#### Exercise directions:
Copy every line in the records below that contains the word "Tveitan".
** begin Material to process **
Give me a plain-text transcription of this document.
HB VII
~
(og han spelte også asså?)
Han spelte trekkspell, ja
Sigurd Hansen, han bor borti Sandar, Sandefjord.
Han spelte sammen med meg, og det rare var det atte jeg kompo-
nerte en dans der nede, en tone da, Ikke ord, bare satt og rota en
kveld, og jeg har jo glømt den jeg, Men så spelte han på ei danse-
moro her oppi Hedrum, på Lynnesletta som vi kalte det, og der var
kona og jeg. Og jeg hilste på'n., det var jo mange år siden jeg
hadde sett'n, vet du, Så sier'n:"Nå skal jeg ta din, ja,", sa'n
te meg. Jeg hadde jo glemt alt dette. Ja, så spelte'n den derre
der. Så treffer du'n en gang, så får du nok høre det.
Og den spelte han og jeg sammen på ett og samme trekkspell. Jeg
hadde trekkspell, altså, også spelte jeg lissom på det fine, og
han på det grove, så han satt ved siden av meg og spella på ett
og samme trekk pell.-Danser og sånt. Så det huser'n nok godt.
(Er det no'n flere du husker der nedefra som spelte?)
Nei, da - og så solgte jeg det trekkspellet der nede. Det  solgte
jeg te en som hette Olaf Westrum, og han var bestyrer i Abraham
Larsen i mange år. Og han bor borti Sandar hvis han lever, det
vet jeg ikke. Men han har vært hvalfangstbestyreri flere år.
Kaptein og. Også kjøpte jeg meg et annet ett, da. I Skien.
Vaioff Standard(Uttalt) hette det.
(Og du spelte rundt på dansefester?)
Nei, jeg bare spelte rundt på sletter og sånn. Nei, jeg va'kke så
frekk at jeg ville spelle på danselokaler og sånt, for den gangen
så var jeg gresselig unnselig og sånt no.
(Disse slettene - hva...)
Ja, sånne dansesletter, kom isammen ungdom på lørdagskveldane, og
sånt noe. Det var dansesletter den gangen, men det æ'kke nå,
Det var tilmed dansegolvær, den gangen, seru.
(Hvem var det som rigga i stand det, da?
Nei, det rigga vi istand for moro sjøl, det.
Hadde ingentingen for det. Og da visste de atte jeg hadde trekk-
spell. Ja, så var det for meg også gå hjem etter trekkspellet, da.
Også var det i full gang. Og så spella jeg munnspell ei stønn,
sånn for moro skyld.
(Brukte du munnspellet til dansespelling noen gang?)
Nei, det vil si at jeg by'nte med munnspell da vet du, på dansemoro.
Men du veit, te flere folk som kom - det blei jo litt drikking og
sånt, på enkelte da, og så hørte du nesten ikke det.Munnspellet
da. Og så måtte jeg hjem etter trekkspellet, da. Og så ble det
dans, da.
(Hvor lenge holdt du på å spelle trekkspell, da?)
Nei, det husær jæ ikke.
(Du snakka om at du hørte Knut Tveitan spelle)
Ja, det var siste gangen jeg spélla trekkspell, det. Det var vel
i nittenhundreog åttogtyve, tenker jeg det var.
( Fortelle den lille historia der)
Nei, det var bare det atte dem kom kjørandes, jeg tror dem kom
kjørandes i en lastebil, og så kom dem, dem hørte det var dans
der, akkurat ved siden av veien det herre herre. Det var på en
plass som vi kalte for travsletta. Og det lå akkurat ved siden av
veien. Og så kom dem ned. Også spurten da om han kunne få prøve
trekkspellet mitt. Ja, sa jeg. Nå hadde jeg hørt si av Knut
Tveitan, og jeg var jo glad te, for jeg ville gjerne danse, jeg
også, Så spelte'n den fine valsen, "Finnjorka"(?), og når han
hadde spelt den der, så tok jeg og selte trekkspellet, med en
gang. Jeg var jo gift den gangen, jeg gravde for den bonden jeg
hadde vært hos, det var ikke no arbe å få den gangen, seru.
** end Material to process **
#### Answer to the problem:
(Du snakka om at du hørte Knut Tveitan spelle)
Tveitan, og jeg var jo glad te, for jeg ville gjerne danse, jeg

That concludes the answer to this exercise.